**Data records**
·····

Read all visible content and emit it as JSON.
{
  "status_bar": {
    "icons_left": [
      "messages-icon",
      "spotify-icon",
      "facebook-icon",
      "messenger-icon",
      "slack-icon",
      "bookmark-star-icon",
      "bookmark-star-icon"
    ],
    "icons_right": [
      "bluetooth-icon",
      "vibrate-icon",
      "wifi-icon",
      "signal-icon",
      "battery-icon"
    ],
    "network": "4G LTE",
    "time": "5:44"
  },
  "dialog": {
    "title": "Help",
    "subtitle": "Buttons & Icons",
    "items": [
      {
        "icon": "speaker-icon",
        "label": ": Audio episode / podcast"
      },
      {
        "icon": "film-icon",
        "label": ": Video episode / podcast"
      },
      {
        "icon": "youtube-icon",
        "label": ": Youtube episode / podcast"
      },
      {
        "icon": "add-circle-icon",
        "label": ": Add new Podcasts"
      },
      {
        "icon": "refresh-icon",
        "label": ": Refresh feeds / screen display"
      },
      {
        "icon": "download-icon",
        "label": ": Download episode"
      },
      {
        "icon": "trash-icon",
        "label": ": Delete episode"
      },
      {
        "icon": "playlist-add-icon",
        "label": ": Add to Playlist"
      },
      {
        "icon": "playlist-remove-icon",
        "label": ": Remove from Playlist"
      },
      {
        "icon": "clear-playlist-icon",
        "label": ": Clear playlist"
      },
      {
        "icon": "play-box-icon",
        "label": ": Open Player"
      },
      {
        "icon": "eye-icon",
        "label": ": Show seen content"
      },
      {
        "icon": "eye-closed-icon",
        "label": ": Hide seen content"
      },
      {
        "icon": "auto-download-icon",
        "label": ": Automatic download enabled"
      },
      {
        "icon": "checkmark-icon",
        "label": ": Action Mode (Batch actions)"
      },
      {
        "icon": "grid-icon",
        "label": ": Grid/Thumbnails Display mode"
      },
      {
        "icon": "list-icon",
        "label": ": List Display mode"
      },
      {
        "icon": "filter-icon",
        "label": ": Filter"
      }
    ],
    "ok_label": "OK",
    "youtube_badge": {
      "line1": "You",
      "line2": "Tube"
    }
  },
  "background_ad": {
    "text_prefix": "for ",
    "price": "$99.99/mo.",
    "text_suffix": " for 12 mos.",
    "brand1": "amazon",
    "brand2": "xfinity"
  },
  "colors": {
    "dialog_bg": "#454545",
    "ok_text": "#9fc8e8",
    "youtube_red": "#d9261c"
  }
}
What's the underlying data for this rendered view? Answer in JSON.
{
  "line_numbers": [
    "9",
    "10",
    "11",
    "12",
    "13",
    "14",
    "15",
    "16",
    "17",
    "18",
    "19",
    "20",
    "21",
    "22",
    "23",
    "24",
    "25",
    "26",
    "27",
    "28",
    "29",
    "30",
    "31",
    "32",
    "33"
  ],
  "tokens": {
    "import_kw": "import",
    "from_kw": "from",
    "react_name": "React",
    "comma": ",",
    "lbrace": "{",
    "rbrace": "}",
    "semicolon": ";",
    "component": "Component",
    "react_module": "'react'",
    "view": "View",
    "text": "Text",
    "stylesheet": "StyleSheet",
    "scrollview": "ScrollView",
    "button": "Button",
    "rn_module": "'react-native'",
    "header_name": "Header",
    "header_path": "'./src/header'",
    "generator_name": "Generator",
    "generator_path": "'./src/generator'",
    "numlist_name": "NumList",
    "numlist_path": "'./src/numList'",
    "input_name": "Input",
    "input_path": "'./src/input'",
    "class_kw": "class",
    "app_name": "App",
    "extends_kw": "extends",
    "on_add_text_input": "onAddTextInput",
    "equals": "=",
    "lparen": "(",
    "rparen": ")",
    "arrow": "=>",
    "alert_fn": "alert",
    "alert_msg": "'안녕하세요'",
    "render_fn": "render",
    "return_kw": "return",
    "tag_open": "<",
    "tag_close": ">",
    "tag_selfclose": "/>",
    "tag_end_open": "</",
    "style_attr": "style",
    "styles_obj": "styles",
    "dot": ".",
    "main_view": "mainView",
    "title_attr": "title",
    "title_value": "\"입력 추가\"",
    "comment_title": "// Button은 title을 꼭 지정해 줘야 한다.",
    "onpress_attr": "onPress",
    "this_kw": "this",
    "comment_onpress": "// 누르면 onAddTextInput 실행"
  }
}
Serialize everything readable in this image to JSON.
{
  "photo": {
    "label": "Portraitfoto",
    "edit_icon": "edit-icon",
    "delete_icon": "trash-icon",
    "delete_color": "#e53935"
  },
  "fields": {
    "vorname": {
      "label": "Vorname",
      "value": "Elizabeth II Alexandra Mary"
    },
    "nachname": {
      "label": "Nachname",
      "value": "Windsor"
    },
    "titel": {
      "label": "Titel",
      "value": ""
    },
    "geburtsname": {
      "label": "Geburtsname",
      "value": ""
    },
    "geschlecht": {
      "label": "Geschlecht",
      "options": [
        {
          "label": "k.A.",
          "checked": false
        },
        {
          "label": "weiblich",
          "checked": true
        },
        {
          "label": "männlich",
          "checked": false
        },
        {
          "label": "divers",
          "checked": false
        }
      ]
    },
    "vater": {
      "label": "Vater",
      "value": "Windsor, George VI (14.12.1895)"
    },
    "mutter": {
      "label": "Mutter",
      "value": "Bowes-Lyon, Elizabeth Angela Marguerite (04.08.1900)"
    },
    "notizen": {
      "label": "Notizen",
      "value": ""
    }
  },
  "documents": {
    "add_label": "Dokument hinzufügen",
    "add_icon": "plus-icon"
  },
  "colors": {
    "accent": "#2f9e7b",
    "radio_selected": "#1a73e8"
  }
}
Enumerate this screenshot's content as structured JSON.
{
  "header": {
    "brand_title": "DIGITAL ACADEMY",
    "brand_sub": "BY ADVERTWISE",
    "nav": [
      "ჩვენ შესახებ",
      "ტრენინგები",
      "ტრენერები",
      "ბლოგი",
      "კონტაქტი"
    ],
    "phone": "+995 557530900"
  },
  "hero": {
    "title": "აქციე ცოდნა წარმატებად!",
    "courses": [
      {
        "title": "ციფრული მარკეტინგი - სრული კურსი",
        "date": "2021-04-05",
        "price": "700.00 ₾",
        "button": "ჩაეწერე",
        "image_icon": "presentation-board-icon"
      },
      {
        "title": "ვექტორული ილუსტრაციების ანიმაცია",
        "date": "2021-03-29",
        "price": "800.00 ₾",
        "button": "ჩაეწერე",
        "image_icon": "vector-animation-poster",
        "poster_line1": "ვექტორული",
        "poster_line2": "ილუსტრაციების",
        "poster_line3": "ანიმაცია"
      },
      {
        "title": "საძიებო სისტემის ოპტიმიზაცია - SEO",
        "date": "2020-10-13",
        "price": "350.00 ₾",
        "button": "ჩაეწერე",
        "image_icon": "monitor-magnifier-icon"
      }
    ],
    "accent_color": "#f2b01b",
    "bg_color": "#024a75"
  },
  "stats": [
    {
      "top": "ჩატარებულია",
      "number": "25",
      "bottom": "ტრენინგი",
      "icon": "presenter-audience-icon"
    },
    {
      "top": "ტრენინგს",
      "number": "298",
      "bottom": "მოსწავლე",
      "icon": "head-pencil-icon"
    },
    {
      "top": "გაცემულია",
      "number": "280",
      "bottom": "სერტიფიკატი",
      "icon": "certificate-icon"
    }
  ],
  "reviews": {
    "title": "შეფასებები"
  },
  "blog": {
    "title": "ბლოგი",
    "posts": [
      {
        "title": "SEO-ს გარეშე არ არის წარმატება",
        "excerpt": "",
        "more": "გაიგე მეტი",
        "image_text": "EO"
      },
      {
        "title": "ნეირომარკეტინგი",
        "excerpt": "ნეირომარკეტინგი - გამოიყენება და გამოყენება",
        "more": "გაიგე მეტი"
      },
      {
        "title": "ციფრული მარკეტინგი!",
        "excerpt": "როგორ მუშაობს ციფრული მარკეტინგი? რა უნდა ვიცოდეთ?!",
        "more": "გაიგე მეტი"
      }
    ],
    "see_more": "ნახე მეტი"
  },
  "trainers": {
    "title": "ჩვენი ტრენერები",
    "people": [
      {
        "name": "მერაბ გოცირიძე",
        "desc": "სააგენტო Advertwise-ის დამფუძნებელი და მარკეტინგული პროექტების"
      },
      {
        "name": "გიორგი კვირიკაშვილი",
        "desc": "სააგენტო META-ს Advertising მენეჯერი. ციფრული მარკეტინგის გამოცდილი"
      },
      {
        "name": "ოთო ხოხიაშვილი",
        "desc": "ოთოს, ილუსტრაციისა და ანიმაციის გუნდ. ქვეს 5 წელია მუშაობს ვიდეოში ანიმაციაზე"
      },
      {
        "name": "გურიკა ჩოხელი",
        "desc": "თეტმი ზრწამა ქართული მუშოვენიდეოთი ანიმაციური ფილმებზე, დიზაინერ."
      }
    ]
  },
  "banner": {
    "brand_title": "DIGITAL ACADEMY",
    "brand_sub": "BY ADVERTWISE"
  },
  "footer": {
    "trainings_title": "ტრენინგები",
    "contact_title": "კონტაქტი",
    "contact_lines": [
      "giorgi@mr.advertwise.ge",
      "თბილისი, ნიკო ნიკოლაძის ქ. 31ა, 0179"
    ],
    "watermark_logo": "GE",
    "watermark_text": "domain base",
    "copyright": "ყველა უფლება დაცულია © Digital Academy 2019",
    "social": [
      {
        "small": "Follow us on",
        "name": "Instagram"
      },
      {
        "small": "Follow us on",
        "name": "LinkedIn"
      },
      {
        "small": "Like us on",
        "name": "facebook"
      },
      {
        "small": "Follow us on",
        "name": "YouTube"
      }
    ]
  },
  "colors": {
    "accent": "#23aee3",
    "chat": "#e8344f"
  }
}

·····

Scan the data above; copy every line where "Elizabeth" appears.

      "value": "Elizabeth II Alexandra Mary"
      "value": "Bowes-Lyon, Elizabeth Angela Marguerite (04.08.1900)"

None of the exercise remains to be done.